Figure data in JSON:
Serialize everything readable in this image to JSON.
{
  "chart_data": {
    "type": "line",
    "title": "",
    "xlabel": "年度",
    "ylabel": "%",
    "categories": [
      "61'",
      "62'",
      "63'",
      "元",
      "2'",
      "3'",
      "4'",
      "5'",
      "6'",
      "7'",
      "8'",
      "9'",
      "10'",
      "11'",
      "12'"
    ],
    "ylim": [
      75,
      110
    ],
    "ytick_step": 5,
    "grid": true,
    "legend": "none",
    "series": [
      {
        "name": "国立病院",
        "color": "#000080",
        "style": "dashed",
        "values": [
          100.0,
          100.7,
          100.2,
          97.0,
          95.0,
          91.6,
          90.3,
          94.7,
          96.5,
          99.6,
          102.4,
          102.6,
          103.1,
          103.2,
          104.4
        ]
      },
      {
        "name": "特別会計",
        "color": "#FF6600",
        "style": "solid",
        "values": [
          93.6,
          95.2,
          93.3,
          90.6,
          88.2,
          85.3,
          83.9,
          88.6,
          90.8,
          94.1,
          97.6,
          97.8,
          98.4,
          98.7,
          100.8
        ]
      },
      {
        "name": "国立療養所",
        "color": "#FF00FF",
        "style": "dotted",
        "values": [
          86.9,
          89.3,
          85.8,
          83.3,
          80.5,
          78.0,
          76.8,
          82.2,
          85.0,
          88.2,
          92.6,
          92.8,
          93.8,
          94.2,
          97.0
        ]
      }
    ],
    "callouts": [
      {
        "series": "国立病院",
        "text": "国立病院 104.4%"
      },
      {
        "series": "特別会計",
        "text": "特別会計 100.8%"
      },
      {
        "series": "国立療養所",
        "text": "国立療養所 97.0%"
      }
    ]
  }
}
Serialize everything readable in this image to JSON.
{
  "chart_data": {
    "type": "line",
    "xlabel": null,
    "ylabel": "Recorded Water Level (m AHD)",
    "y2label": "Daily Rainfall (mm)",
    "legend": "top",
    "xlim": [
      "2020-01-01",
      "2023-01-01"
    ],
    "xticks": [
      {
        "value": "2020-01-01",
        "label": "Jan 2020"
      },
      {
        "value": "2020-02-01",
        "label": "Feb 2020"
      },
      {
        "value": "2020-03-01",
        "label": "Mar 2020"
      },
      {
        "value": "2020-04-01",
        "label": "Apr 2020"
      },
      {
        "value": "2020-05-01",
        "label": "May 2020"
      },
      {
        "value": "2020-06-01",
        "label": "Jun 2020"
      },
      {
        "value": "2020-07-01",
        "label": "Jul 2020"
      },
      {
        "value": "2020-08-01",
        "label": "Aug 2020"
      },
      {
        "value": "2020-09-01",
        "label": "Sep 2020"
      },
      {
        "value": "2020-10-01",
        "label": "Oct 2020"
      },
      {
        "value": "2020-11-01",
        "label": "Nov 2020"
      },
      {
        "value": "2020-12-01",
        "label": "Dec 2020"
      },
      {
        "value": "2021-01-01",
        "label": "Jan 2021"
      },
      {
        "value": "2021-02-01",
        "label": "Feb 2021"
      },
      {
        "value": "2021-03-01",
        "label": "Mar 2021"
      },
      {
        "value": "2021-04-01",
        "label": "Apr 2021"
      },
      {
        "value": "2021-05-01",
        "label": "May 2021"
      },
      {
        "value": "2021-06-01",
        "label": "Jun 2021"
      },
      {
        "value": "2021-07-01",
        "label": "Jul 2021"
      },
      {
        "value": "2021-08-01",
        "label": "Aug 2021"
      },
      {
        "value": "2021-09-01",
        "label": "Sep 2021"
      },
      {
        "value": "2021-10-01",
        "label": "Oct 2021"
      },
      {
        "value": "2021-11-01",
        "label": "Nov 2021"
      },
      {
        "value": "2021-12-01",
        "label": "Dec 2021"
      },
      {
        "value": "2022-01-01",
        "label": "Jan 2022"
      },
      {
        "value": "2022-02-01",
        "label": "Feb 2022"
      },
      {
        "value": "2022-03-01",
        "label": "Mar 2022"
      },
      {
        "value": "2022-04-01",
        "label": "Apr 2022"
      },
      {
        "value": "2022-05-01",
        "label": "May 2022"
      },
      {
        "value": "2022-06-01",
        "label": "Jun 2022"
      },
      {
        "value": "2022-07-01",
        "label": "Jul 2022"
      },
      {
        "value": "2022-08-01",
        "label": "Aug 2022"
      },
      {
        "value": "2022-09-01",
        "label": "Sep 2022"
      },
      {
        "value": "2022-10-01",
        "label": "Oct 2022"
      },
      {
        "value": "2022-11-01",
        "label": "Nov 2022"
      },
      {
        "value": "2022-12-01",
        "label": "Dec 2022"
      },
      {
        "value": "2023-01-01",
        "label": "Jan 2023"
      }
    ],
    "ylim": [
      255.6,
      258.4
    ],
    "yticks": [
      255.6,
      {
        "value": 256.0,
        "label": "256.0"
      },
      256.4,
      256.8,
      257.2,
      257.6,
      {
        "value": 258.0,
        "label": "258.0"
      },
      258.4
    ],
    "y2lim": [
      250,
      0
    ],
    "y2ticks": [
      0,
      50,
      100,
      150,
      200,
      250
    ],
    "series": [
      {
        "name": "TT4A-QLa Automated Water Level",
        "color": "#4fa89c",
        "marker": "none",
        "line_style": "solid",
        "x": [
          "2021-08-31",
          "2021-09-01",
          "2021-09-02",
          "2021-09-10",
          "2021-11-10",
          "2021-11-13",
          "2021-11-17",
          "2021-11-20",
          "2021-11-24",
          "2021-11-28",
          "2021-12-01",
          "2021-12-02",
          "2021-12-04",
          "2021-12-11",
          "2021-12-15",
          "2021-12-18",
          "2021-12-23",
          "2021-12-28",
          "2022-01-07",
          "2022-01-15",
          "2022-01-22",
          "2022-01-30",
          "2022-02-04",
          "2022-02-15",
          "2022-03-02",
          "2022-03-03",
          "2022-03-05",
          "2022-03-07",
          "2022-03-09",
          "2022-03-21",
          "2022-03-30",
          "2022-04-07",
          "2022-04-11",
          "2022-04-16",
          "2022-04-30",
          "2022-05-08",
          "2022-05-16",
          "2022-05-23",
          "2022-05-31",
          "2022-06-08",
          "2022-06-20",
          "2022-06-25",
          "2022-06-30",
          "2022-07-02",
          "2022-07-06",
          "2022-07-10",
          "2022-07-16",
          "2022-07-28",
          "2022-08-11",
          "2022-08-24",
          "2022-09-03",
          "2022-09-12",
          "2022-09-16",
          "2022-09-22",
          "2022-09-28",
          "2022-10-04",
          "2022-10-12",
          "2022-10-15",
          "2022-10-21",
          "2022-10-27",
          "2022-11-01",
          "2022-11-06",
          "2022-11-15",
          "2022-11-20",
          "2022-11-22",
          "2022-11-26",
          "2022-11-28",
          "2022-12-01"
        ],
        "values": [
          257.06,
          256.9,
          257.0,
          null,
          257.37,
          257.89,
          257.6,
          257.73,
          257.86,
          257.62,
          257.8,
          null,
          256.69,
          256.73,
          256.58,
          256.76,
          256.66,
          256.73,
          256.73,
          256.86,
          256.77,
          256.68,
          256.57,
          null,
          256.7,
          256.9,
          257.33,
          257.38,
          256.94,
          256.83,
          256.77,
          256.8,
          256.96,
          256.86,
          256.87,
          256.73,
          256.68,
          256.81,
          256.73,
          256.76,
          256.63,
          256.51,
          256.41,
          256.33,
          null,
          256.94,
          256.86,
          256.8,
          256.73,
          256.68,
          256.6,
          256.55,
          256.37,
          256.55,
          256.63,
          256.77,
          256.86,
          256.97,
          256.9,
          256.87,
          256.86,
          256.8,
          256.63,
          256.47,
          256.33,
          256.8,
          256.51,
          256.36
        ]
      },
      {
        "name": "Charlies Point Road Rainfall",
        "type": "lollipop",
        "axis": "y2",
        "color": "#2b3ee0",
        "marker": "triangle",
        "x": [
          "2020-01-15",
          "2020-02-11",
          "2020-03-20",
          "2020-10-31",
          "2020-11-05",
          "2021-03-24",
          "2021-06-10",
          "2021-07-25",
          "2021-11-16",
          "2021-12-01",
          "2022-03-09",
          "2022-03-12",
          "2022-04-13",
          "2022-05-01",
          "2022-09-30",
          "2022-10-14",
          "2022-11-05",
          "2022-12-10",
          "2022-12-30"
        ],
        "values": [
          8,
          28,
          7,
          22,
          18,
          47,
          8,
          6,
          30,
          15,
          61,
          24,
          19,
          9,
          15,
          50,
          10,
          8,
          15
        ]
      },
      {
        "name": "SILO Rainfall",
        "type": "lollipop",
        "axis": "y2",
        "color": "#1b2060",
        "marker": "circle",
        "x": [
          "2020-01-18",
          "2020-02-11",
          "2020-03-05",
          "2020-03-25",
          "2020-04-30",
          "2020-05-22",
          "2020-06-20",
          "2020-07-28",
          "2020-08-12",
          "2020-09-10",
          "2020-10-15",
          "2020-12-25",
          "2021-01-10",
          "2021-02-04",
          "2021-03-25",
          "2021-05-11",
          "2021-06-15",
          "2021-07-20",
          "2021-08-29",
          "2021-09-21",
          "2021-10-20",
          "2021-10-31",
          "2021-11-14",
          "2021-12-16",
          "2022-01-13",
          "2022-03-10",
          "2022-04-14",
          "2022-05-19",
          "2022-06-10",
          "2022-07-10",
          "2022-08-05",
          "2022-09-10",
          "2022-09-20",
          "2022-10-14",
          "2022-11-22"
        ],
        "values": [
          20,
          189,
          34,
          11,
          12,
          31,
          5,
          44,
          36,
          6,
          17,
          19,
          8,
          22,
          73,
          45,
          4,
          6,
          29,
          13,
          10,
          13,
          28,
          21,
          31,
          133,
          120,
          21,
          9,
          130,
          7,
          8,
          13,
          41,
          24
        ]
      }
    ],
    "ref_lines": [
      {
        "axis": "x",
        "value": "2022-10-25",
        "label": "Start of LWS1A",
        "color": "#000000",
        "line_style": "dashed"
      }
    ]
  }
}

Directions for this task: Your answer should be one number: how many lines in the material above contain the string "国立療養所".

Solved exercise: 3